EXERCISE GOAL:
Identify every line of the records that contains the string "MBON", and copy each of those lines in full. Matching is case-sensitive.

★ ★ ★ ★

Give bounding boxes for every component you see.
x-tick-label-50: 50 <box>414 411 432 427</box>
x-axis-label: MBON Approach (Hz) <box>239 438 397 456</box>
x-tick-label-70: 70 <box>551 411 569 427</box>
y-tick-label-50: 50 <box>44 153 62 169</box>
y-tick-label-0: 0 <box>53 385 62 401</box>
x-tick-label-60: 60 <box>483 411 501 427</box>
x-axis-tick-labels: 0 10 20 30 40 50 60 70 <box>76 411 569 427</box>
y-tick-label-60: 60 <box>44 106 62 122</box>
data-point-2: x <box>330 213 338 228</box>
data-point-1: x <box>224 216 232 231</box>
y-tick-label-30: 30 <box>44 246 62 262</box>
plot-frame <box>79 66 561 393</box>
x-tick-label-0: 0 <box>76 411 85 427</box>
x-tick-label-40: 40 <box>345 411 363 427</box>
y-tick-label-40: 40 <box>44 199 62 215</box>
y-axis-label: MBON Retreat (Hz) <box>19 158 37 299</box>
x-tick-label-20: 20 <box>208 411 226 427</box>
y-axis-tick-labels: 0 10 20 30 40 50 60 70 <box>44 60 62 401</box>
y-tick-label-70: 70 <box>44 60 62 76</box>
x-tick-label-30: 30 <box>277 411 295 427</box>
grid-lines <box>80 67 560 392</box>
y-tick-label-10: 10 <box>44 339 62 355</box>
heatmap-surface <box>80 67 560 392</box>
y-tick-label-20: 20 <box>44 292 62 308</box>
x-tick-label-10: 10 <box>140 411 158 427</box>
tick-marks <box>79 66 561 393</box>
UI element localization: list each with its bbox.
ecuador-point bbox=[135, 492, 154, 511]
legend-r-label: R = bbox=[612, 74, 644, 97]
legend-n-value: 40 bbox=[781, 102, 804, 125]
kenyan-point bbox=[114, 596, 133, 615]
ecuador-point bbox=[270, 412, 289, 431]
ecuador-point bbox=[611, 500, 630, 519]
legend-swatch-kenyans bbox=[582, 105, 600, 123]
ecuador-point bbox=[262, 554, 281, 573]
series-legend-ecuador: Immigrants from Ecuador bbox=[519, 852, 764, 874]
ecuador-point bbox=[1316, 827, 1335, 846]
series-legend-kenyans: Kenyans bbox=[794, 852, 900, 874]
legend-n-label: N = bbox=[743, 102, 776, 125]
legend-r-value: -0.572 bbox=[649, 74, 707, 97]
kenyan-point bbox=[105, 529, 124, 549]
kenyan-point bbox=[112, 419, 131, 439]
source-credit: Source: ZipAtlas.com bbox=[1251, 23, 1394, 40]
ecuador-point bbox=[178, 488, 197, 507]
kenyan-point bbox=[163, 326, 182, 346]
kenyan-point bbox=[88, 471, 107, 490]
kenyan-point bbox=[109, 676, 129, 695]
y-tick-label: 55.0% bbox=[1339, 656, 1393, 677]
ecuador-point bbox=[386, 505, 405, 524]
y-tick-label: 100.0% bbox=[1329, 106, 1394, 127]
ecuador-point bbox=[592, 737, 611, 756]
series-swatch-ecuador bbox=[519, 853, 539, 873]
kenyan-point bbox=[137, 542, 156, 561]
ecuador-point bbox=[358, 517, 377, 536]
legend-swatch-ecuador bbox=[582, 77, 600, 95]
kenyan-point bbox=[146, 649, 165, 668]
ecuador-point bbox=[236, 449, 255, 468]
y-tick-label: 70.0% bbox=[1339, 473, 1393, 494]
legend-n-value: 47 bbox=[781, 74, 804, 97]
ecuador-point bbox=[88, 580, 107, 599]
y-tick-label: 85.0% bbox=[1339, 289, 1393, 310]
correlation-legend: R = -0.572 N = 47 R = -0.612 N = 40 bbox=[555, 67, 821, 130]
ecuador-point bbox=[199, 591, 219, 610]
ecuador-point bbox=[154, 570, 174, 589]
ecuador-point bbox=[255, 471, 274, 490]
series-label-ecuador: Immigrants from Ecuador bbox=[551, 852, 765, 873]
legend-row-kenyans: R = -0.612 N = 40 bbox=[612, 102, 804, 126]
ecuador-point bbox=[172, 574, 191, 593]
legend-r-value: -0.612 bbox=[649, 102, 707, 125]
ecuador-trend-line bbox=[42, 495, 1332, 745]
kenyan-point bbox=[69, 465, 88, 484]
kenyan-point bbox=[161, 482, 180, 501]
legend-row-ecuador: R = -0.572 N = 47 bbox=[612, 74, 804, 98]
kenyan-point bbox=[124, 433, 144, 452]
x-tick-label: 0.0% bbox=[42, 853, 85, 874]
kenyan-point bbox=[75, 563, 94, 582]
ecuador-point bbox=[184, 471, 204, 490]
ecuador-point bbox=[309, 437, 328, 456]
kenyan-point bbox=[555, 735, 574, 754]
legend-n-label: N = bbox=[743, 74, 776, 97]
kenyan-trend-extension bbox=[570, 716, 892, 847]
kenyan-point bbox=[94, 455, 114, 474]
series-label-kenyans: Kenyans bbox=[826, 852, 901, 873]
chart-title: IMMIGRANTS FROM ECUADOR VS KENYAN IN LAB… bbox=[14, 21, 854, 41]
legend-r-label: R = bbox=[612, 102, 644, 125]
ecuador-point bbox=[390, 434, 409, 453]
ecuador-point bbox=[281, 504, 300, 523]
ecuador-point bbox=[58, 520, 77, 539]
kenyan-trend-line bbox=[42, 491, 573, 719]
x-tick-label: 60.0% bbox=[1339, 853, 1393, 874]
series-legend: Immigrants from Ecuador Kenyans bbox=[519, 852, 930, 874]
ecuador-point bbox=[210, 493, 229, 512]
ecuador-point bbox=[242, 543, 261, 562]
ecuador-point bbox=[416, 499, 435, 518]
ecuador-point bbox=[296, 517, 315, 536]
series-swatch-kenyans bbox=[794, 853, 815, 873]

★ ★ ★ ★

PROBLEM SOLUTION:
x-axis-label: MBON Approach (Hz) <box>239 438 397 456</box>
y-axis-label: MBON Retreat (Hz) <box>19 158 37 299</box>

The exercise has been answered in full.